Figure record extracts
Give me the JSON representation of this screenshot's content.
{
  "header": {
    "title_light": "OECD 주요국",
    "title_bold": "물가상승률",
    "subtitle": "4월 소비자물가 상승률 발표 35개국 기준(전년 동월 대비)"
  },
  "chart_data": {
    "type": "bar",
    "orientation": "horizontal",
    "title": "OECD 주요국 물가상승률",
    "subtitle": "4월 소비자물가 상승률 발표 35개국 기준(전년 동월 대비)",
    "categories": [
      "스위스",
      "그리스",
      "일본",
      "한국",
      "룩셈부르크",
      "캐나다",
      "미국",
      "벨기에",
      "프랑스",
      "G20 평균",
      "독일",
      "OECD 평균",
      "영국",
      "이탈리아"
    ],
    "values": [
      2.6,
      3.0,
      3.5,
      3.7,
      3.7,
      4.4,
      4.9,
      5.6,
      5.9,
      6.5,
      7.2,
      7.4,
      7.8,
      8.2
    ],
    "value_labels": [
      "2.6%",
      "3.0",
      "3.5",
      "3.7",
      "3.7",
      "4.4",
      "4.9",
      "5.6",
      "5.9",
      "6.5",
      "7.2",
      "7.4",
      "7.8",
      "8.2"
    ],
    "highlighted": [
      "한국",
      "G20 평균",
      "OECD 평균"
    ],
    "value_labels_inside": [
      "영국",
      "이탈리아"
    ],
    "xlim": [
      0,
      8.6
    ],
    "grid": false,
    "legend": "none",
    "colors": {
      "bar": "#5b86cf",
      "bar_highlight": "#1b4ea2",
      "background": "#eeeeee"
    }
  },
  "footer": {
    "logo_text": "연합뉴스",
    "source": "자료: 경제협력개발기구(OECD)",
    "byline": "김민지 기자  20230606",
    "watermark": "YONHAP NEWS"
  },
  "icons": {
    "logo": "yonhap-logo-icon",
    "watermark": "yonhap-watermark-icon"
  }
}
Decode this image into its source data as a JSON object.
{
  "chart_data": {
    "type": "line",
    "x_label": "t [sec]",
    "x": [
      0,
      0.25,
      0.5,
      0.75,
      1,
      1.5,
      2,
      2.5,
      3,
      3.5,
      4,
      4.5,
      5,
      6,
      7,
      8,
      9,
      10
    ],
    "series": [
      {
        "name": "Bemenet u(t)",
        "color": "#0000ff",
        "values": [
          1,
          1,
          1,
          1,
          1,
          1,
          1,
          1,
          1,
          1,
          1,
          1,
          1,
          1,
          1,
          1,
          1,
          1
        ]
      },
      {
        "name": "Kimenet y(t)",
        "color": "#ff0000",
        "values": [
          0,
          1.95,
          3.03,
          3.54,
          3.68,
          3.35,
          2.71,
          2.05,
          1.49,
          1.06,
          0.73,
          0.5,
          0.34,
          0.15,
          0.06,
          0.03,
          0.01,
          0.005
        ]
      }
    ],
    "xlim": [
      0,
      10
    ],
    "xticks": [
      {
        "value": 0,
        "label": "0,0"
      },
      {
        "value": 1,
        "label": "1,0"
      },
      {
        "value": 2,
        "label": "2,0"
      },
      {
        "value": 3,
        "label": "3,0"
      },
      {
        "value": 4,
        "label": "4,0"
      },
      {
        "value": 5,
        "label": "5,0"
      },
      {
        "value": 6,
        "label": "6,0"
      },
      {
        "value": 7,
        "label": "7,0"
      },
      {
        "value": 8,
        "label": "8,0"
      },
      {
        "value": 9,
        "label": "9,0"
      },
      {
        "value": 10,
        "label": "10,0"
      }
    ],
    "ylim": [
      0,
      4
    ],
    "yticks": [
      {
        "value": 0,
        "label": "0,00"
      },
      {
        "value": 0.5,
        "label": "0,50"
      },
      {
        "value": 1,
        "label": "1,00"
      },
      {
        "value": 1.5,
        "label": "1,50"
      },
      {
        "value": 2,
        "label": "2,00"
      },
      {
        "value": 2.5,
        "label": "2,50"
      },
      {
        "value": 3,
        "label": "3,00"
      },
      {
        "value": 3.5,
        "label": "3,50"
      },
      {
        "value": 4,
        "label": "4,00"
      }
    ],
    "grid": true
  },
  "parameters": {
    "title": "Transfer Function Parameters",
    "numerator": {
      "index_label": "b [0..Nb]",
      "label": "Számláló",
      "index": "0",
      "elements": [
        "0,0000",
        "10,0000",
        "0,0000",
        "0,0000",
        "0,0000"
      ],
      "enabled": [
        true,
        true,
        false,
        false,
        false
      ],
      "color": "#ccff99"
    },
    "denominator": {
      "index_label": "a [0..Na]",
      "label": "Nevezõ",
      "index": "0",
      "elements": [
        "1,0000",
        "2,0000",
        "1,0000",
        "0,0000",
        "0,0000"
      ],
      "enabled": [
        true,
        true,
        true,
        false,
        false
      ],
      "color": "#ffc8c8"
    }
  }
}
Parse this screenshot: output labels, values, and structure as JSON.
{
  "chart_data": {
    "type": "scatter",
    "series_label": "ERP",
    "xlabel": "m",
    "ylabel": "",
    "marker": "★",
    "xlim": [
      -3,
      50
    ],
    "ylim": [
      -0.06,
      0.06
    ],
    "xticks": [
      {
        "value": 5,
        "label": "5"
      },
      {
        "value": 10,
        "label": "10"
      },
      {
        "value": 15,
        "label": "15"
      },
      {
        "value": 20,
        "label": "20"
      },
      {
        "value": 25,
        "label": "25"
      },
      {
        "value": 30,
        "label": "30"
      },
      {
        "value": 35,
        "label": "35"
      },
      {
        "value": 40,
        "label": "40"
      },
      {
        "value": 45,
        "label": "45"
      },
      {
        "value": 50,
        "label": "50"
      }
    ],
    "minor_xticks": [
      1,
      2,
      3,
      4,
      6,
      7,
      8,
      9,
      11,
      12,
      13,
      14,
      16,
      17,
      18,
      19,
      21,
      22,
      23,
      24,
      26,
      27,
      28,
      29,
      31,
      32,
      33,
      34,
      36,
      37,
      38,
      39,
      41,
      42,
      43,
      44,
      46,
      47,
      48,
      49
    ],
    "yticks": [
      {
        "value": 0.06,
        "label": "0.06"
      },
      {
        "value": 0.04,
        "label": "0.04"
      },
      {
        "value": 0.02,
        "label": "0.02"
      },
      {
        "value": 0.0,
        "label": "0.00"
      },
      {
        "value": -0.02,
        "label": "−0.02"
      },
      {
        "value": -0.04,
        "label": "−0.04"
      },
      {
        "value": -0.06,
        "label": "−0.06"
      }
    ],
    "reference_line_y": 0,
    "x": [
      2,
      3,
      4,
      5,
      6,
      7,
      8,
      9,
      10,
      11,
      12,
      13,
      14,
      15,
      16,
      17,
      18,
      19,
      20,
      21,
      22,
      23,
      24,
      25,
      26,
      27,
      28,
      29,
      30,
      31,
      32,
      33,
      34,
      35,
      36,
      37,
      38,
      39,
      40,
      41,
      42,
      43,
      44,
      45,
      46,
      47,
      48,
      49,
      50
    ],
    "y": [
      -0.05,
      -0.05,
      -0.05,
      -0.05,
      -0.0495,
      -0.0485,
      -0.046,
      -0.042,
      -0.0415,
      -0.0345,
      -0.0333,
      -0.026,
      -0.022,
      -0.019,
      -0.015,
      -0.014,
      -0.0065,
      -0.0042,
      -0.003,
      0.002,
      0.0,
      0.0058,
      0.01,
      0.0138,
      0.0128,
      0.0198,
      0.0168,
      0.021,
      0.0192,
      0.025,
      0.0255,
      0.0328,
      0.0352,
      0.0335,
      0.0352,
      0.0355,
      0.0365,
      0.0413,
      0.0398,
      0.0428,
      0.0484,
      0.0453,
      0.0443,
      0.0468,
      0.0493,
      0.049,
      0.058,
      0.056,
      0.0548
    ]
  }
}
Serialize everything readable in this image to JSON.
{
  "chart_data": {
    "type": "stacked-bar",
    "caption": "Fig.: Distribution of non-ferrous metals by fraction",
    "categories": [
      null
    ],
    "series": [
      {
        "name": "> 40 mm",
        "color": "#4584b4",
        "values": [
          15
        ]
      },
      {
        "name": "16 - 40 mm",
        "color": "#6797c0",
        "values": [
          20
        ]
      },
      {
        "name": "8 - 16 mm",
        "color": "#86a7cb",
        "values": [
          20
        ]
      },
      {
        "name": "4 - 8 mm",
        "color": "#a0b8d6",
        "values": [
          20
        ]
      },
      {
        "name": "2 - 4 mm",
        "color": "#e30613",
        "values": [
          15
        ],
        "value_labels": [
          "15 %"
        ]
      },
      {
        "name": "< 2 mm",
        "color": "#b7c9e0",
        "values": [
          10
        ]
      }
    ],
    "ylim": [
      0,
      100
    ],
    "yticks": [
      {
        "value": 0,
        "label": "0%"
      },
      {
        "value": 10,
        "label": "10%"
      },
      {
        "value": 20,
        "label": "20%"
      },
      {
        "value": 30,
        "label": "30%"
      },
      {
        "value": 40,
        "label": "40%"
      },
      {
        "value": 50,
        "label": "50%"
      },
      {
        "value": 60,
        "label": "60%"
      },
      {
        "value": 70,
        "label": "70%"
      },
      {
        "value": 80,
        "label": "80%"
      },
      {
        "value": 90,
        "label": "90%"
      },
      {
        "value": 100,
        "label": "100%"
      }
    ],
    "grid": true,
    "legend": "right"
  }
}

INSTRUCTIONS TO FOLLOW: From the entries above, extract each line containing "OECD".

FULL RESPONSE:
    "title_light": "OECD 주요국",
    "title": "OECD 주요국 물가상승률",
      "OECD 평균",
      "OECD 평균"
    "source": "자료: 경제협력개발기구(OECD)",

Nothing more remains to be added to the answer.